* [Work required] Look through the records below and collect all lines that hold the string "relative".

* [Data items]
┌────────

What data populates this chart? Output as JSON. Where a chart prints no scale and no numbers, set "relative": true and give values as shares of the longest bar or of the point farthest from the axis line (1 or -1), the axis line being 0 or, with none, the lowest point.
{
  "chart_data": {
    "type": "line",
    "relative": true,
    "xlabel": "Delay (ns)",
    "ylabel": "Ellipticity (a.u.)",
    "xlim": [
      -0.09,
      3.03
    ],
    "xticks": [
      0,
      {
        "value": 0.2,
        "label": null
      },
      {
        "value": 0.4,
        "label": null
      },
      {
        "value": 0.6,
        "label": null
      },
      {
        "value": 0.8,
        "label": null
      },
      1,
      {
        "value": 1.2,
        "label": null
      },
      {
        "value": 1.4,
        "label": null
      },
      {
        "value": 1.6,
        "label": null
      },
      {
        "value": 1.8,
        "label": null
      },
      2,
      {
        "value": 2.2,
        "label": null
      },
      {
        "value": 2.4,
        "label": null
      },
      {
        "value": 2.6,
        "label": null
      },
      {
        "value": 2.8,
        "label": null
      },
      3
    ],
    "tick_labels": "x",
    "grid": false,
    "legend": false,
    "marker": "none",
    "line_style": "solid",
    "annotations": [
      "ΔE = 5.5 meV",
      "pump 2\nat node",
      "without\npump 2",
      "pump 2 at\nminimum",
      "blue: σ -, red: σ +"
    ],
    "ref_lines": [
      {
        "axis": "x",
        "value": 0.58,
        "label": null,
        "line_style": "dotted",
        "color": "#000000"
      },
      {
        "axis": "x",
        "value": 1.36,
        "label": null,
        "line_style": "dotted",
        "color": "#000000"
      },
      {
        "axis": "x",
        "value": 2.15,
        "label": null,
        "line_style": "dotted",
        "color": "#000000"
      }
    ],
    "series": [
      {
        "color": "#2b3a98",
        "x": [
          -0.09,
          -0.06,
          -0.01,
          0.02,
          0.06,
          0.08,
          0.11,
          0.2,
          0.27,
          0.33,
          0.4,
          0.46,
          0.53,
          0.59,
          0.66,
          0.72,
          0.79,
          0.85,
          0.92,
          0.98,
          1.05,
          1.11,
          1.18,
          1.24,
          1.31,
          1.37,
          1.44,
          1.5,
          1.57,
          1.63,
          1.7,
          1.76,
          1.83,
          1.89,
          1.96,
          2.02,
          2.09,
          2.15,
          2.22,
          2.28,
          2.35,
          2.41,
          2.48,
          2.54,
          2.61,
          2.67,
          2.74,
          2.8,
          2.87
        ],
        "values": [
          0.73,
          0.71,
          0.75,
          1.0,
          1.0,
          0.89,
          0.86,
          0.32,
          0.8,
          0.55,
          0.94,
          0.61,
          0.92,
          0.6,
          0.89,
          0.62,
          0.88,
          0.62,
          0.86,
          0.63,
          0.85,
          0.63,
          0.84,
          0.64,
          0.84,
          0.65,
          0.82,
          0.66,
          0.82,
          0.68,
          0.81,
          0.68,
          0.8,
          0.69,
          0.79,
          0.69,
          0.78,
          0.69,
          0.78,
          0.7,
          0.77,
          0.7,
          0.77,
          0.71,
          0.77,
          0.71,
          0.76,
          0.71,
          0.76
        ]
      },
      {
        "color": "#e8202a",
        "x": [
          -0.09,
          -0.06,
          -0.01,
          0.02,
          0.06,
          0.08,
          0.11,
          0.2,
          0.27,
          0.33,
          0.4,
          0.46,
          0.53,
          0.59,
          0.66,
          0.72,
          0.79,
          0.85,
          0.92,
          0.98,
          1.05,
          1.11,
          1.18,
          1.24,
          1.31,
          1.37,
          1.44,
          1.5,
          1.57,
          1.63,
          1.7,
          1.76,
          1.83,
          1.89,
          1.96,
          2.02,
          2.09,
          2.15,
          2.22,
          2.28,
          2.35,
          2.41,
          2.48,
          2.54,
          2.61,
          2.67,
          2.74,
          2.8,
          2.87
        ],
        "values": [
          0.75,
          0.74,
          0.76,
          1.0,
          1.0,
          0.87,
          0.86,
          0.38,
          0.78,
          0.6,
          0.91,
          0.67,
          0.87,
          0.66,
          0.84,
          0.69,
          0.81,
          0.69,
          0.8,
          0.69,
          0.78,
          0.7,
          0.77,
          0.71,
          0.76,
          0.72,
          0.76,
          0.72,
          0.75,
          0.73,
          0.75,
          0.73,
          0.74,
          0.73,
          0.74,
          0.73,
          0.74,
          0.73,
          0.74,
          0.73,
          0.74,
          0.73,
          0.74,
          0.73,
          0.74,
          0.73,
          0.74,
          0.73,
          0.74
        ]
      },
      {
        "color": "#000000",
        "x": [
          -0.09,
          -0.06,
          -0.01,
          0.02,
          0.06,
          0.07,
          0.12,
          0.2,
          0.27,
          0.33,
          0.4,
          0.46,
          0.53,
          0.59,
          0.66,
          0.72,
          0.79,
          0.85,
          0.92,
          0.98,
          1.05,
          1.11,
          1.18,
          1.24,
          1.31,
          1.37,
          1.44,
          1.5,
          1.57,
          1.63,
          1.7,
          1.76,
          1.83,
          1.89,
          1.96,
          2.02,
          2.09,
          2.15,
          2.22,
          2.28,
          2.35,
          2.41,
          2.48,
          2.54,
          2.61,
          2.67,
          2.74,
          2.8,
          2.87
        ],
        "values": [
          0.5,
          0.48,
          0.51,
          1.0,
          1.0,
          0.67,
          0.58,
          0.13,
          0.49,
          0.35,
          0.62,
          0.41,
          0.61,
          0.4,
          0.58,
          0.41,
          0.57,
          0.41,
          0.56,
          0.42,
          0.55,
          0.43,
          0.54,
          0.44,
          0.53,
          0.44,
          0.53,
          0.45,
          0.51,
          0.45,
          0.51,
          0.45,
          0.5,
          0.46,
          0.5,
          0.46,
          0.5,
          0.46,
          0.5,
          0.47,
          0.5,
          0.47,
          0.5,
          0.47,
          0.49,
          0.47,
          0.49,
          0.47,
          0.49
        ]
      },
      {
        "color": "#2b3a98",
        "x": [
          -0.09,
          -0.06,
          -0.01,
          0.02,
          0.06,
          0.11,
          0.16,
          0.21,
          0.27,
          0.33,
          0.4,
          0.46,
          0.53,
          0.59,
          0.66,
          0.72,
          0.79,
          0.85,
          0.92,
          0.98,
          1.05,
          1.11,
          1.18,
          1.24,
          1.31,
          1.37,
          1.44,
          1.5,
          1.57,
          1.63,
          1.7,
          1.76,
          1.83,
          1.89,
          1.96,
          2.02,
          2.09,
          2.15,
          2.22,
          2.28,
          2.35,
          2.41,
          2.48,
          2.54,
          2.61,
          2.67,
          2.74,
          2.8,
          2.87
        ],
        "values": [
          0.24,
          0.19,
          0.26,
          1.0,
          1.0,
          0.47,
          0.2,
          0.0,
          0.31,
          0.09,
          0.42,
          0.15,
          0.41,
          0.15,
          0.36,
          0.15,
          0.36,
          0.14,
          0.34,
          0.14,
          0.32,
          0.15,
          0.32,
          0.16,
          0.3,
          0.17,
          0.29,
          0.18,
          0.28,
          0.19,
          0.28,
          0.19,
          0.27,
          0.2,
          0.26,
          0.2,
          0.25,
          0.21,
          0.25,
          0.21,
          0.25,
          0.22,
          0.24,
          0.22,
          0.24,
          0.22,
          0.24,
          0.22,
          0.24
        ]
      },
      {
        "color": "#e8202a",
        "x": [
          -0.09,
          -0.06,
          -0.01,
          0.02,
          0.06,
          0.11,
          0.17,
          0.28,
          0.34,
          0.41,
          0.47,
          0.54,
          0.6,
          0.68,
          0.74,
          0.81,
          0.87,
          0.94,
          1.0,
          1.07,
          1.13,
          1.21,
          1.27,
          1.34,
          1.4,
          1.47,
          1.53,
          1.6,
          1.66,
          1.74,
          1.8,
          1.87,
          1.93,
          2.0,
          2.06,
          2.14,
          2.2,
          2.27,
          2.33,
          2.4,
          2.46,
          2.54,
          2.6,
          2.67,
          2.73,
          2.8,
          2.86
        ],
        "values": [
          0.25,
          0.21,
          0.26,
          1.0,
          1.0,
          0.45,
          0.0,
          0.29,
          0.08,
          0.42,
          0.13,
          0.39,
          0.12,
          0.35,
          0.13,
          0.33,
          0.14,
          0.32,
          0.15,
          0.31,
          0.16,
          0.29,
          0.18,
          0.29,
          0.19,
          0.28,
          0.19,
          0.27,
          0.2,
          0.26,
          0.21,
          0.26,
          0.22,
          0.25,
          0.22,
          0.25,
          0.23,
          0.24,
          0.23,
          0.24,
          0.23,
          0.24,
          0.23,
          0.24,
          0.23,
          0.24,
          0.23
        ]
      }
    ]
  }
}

└────────

* [Completed task]
What data populates this chart? Output as JSON. Where a chart prints no scale and no numbers, set "relative": true and give values as shares of the longest bar or of the point farthest from the axis line (1 or -1), the axis line being 0 or, with none, the lowest point.
    "relative": true,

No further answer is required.